• Data entries:
__________________________________________________
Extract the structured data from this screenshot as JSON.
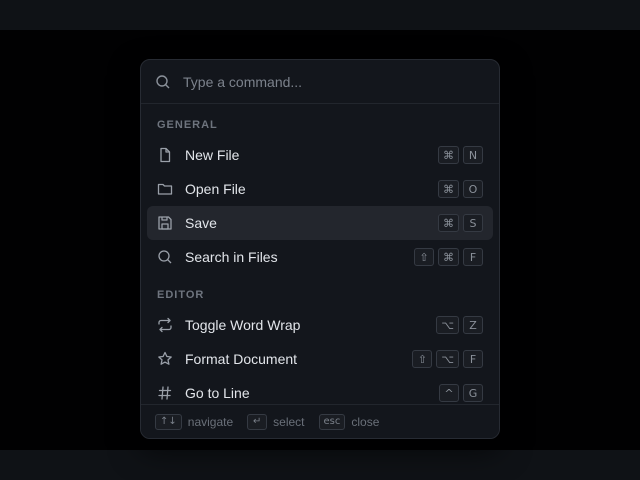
{
  "search": {
    "placeholder": "Type a command..."
  },
  "sections": [
    {
      "title": "GENERAL",
      "items": [
        {
          "label": "New File",
          "icon": "file-icon",
          "keys": [
            "⌘",
            "N"
          ]
        },
        {
          "label": "Open File",
          "icon": "folder-icon",
          "keys": [
            "⌘",
            "O"
          ]
        },
        {
          "label": "Save",
          "icon": "save-icon",
          "keys": [
            "⌘",
            "S"
          ],
          "active": true
        },
        {
          "label": "Search in Files",
          "icon": "search-icon",
          "keys": [
            "⇧",
            "⌘",
            "F"
          ]
        }
      ]
    },
    {
      "title": "EDITOR",
      "items": [
        {
          "label": "Toggle Word Wrap",
          "icon": "repeat-icon",
          "keys": [
            "⌥",
            "Z"
          ]
        },
        {
          "label": "Format Document",
          "icon": "star-icon",
          "keys": [
            "⇧",
            "⌥",
            "F"
          ]
        },
        {
          "label": "Go to Line",
          "icon": "hash-icon",
          "keys": [
            "^",
            "G"
          ]
        }
      ]
    }
  ],
  "footer": {
    "navigate": {
      "key": "↑↓",
      "label": "navigate"
    },
    "select": {
      "key": "↵",
      "label": "select"
    },
    "close": {
      "key": "esc",
      "label": "close"
    }
  }
}
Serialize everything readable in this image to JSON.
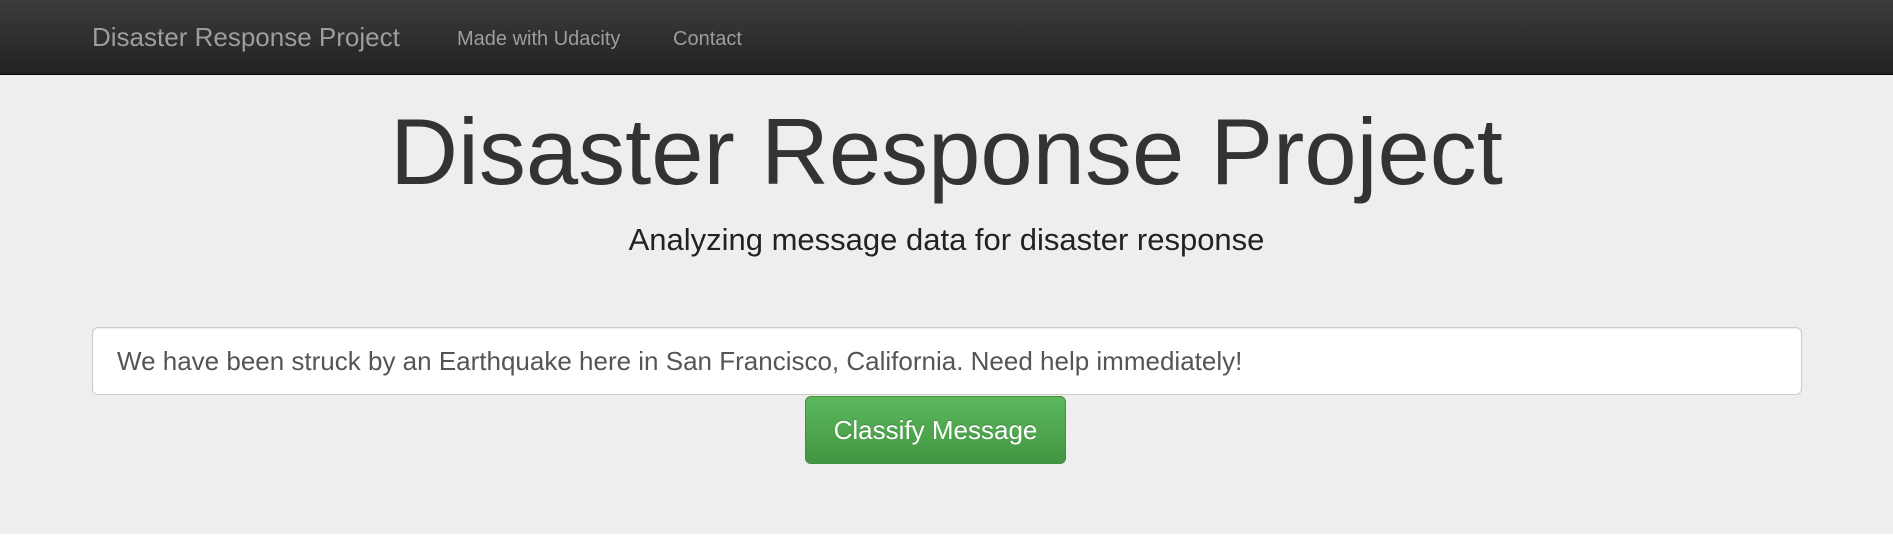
{
  "navbar": {
    "brand": "Disaster Response Project",
    "links": [
      {
        "label": "Made with Udacity"
      },
      {
        "label": "Contact"
      }
    ]
  },
  "main": {
    "title": "Disaster Response Project",
    "subtitle": "Analyzing message data for disaster response",
    "message_input": {
      "value": "We have been struck by an Earthquake here in San Francisco, California. Need help immediately!"
    },
    "classify_button_label": "Classify Message"
  },
  "colors": {
    "navbar_bg": "#222222",
    "nav_text": "#9d9d9d",
    "jumbotron_bg": "#eeeeee",
    "button_green": "#5cb85c"
  }
}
__________________________________________________
• Given instruction: Find every line that holds "this" and copy it.

• Worked solution:
Extract the structured data from this screenshot as JSON.
Serialize everything readable in this image to JSON.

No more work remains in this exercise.